## Extracted records:
►

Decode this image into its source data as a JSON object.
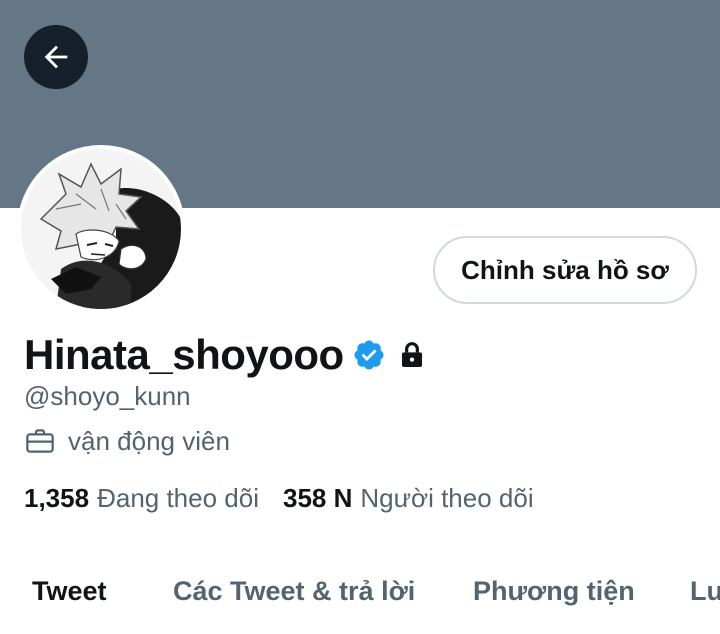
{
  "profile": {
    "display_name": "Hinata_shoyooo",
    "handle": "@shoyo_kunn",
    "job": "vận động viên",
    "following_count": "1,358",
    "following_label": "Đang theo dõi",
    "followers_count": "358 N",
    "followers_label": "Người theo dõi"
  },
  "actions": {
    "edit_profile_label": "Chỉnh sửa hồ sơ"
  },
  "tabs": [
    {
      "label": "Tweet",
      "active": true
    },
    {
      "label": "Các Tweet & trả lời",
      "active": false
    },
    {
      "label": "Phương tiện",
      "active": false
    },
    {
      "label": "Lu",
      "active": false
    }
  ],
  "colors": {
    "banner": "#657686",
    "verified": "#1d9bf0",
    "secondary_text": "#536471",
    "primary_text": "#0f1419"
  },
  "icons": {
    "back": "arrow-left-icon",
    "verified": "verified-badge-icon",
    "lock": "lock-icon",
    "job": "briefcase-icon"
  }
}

◄
►

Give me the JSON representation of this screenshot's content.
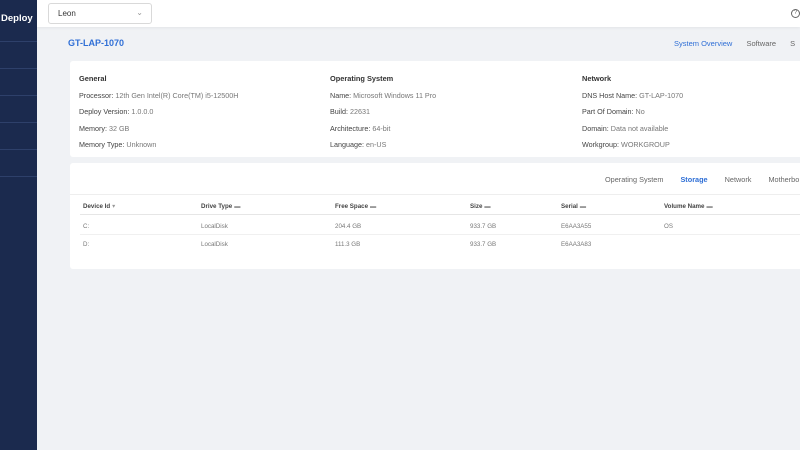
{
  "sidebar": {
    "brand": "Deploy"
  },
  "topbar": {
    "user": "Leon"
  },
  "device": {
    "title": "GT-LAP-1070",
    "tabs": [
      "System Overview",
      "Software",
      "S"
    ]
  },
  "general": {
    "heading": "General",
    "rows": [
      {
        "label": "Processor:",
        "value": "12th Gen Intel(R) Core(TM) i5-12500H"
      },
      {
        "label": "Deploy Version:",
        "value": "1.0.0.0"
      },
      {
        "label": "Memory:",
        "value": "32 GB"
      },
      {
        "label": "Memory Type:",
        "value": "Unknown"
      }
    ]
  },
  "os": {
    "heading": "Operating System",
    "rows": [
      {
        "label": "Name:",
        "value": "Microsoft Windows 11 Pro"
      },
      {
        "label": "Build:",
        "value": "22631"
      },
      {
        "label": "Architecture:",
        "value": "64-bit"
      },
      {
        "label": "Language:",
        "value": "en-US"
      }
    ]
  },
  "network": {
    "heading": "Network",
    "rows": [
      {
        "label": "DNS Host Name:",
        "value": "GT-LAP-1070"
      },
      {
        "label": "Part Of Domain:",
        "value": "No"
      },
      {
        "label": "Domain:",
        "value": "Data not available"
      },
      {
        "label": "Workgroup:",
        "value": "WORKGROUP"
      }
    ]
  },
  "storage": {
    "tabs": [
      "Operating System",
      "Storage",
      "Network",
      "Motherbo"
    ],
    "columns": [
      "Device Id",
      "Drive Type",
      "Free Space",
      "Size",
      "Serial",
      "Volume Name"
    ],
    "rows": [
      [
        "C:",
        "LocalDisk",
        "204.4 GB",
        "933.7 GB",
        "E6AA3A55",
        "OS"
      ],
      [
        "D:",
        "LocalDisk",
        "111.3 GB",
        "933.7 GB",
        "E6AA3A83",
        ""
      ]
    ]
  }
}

◄

## Written problem:
Where a line holds the string "heading", copy that line.

## Answer to this task:
    "heading": "General",
    "heading": "Operating System",
    "heading": "Network",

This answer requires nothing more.